* Data listing:
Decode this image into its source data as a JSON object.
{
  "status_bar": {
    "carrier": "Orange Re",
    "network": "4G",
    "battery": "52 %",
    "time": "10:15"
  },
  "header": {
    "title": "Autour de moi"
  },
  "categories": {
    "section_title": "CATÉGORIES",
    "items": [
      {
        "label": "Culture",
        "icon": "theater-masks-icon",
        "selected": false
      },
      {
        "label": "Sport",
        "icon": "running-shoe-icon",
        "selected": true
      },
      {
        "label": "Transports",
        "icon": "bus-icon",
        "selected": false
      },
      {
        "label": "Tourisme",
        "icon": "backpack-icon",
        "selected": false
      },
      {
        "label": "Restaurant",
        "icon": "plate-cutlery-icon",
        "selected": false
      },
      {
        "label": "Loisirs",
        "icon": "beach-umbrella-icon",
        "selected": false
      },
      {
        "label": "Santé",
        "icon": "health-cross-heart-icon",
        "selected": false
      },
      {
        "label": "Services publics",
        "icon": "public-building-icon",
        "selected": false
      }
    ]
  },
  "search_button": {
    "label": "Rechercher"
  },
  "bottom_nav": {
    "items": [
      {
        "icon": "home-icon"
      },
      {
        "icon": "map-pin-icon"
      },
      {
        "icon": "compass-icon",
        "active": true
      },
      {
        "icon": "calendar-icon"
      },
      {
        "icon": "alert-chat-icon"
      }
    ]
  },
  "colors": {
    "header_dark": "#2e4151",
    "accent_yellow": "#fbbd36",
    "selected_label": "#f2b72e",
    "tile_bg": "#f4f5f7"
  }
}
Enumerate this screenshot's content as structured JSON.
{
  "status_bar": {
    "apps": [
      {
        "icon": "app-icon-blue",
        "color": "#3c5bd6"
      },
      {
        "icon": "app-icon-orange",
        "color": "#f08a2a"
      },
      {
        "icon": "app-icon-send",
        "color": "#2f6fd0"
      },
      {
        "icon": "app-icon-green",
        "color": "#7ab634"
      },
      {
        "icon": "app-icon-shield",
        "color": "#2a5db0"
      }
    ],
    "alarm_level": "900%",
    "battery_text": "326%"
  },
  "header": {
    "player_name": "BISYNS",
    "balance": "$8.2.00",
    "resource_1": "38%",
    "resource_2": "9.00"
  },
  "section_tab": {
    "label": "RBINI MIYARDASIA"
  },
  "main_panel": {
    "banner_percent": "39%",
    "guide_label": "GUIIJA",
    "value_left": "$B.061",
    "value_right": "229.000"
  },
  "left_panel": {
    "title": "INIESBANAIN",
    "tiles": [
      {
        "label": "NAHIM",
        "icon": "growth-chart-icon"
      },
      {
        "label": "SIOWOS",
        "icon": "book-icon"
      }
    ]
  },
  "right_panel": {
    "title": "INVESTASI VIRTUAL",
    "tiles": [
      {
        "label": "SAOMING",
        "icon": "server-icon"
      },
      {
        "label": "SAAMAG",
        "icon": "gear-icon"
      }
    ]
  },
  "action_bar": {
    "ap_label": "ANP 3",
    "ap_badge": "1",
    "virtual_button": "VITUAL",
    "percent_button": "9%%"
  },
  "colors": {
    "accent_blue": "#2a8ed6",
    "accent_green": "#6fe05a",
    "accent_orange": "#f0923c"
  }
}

* * *

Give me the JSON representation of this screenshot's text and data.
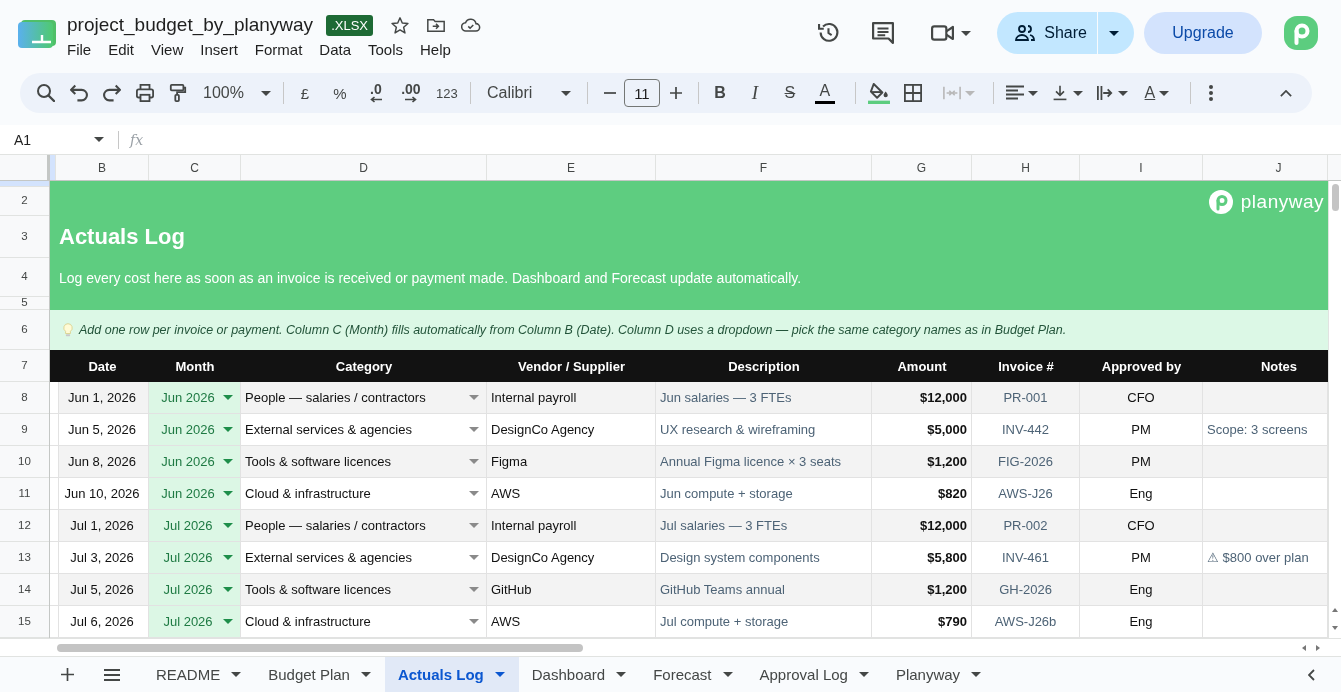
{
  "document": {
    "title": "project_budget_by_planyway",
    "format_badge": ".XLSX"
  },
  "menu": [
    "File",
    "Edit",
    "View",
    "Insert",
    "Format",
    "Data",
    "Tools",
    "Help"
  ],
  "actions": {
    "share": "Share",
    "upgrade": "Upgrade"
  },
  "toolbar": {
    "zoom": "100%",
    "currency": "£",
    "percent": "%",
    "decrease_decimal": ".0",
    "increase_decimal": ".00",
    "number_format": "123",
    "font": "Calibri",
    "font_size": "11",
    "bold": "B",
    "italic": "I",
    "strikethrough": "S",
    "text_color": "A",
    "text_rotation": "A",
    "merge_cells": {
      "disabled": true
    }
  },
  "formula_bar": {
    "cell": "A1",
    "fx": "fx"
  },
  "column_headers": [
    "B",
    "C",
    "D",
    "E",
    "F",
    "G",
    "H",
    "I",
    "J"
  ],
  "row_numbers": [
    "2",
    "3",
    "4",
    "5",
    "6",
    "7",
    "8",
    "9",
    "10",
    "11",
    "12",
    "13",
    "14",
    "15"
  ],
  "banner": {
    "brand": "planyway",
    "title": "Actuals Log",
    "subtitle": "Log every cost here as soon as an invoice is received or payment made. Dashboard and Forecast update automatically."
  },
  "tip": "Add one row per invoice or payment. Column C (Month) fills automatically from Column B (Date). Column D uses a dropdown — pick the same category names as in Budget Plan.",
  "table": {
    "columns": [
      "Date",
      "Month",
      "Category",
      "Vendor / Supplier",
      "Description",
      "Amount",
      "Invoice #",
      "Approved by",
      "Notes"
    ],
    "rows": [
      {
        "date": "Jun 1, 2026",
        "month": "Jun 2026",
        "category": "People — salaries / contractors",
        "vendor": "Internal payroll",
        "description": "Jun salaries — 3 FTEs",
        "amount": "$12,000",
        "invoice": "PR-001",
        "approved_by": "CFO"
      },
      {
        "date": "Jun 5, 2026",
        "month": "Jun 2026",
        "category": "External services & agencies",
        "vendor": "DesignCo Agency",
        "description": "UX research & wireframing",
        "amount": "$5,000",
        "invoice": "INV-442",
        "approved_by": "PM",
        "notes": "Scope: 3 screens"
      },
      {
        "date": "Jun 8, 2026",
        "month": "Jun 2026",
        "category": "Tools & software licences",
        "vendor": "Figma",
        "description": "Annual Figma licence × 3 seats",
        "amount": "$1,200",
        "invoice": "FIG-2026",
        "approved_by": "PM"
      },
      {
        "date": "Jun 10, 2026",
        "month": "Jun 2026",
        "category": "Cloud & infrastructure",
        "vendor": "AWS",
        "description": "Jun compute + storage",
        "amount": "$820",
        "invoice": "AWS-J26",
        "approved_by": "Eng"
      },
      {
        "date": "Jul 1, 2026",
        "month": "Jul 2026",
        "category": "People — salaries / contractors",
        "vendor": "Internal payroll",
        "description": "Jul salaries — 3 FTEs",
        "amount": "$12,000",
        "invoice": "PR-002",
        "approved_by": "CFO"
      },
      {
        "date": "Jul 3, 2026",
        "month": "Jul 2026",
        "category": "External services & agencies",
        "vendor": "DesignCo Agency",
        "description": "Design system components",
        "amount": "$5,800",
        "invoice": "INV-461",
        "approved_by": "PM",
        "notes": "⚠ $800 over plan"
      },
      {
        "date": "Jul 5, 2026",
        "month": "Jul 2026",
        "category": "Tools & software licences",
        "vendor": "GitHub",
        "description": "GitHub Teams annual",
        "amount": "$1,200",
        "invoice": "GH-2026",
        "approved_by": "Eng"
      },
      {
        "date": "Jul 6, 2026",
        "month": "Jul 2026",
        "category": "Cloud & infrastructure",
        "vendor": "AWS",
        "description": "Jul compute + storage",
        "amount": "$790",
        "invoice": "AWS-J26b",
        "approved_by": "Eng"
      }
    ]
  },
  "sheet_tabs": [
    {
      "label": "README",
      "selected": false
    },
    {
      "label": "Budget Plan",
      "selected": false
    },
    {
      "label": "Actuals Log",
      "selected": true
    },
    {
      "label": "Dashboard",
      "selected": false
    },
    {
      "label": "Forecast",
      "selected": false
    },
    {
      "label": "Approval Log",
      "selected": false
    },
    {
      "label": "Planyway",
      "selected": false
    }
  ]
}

* Given problem: Gather each line from the listing above that holds "screenshot".

* Exercise answer:
Enumerate this screenshot's content as structured JSON.
Give me the JSON representation of this screenshot's text and data.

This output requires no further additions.